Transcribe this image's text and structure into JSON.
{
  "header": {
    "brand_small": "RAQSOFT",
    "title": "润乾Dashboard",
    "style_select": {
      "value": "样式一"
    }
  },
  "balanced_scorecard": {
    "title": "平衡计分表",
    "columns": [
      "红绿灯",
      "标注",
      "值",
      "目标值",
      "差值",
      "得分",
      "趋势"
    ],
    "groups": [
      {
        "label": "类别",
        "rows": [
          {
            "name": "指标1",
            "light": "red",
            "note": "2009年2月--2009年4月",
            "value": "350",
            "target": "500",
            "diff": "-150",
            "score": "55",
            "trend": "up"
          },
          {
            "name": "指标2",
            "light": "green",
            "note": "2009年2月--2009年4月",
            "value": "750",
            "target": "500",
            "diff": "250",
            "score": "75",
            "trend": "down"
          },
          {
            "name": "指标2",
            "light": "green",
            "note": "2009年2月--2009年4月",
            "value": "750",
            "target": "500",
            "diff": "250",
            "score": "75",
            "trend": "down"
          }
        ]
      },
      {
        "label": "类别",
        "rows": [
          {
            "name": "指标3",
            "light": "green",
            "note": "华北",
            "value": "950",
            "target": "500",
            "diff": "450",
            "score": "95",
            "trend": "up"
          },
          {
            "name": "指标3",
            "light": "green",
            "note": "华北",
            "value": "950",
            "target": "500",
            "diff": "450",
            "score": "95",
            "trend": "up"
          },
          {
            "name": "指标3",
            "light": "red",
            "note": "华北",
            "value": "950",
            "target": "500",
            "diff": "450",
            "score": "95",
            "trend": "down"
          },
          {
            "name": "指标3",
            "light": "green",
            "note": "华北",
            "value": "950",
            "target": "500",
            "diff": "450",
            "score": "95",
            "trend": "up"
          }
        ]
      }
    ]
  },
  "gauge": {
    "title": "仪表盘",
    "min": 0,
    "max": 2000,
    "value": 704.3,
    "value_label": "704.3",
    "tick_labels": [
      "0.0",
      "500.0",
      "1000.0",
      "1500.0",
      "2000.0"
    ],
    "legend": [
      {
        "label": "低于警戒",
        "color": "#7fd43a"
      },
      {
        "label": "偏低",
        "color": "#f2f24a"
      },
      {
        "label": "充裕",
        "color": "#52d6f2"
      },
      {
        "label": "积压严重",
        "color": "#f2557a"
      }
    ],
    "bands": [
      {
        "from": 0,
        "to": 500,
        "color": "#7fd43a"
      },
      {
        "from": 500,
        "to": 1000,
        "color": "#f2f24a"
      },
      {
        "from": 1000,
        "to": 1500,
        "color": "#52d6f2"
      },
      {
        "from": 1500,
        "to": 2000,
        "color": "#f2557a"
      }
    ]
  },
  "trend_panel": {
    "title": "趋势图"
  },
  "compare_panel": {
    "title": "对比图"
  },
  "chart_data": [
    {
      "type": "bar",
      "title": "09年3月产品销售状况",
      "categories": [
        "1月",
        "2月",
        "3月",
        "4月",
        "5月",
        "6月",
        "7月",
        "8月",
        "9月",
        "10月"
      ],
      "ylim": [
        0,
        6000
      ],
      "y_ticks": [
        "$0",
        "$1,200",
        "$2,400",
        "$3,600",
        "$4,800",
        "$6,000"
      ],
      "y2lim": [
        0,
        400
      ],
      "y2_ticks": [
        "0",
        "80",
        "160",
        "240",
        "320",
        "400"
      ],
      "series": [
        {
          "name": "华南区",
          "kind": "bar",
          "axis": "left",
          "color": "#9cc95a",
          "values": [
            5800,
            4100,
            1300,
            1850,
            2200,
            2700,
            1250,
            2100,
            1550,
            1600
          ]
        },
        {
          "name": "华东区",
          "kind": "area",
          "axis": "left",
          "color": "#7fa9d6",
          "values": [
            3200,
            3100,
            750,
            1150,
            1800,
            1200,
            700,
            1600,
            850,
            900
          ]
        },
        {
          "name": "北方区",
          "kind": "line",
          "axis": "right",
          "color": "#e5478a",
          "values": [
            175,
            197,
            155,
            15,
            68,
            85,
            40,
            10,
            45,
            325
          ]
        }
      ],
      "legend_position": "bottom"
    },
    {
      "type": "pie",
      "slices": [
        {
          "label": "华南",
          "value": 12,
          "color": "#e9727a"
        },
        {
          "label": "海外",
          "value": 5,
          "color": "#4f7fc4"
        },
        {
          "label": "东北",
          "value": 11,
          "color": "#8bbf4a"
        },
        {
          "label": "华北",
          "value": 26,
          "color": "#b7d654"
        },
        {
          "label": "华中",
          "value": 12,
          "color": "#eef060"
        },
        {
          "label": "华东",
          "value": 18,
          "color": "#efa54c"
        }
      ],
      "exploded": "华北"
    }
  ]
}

________________________

**Exercise requirements**
Repeat the data precisely, line by line.

**Exercise output**
Transcribe this image's text and structure into JSON.
{
  "header": {
    "brand_small": "RAQSOFT",
    "title": "润乾Dashboard",
    "style_select": {
      "value": "样式一"
    }
  },
  "balanced_scorecard": {
    "title": "平衡计分表",
    "columns": [
      "红绿灯",
      "标注",
      "值",
      "目标值",
      "差值",
      "得分",
      "趋势"
    ],
    "groups": [
      {
        "label": "类别",
        "rows": [
          {
            "name": "指标1",
            "light": "red",
            "note": "2009年2月--2009年4月",
            "value": "350",
            "target": "500",
            "diff": "-150",
            "score": "55",
            "trend": "up"
          },
          {
            "name": "指标2",
            "light": "green",
            "note": "2009年2月--2009年4月",
            "value": "750",
            "target": "500",
            "diff": "250",
            "score": "75",
            "trend": "down"
          },
          {
            "name": "指标2",
            "light": "green",
            "note": "2009年2月--2009年4月",
            "value": "750",
            "target": "500",
            "diff": "250",
            "score": "75",
            "trend": "down"
          }
        ]
      },
      {
        "label": "类别",
        "rows": [
          {
            "name": "指标3",
            "light": "green",
            "note": "华北",
            "value": "950",
            "target": "500",
            "diff": "450",
            "score": "95",
            "trend": "up"
          },
          {
            "name": "指标3",
            "light": "green",
            "note": "华北",
            "value": "950",
            "target": "500",
            "diff": "450",
            "score": "95",
            "trend": "up"
          },
          {
            "name": "指标3",
            "light": "red",
            "note": "华北",
            "value": "950",
            "target": "500",
            "diff": "450",
            "score": "95",
            "trend": "down"
          },
          {
            "name": "指标3",
            "light": "green",
            "note": "华北",
            "value": "950",
            "target": "500",
            "diff": "450",
            "score": "95",
            "trend": "up"
          }
        ]
      }
    ]
  },
  "gauge": {
    "title": "仪表盘",
    "min": 0,
    "max": 2000,
    "value": 704.3,
    "value_label": "704.3",
    "tick_labels": [
      "0.0",
      "500.0",
      "1000.0",
      "1500.0",
      "2000.0"
    ],
    "legend": [
      {
        "label": "低于警戒",
        "color": "#7fd43a"
      },
      {
        "label": "偏低",
        "color": "#f2f24a"
      },
      {
        "label": "充裕",
        "color": "#52d6f2"
      },
      {
        "label": "积压严重",
        "color": "#f2557a"
      }
    ],
    "bands": [
      {
        "from": 0,
        "to": 500,
        "color": "#7fd43a"
      },
      {
        "from": 500,
        "to": 1000,
        "color": "#f2f24a"
      },
      {
        "from": 1000,
        "to": 1500,
        "color": "#52d6f2"
      },
      {
        "from": 1500,
        "to": 2000,
        "color": "#f2557a"
      }
    ]
  },
  "trend_panel": {
    "title": "趋势图"
  },
  "compare_panel": {
    "title": "对比图"
  },
  "chart_data": [
    {
      "type": "bar",
      "title": "09年3月产品销售状况",
      "categories": [
        "1月",
        "2月",
        "3月",
        "4月",
        "5月",
        "6月",
        "7月",
        "8月",
        "9月",
        "10月"
      ],
      "ylim": [
        0,
        6000
      ],
      "y_ticks": [
        "$0",
        "$1,200",
        "$2,400",
        "$3,600",
        "$4,800",
        "$6,000"
      ],
      "y2lim": [
        0,
        400
      ],
      "y2_ticks": [
        "0",
        "80",
        "160",
        "240",
        "320",
        "400"
      ],
      "series": [
        {
          "name": "华南区",
          "kind": "bar",
          "axis": "left",
          "color": "#9cc95a",
          "values": [
            5800,
            4100,
            1300,
            1850,
            2200,
            2700,
            1250,
            2100,
            1550,
            1600
          ]
        },
        {
          "name": "华东区",
          "kind": "area",
          "axis": "left",
          "color": "#7fa9d6",
          "values": [
            3200,
            3100,
            750,
            1150,
            1800,
            1200,
            700,
            1600,
            850,
            900
          ]
        },
        {
          "name": "北方区",
          "kind": "line",
          "axis": "right",
          "color": "#e5478a",
          "values": [
            175,
            197,
            155,
            15,
            68,
            85,
            40,
            10,
            45,
            325
          ]
        }
      ],
      "legend_position": "bottom"
    },
    {
      "type": "pie",
      "slices": [
        {
          "label": "华南",
          "value": 12,
          "color": "#e9727a"
        },
        {
          "label": "海外",
          "value": 5,
          "color": "#4f7fc4"
        },
        {
          "label": "东北",
          "value": 11,
          "color": "#8bbf4a"
        },
        {
          "label": "华北",
          "value": 26,
          "color": "#b7d654"
        },
        {
          "label": "华中",
          "value": 12,
          "color": "#eef060"
        },
        {
          "label": "华东",
          "value": 18,
          "color": "#efa54c"
        }
      ],
      "exploded": "华北"
    }
  ]
}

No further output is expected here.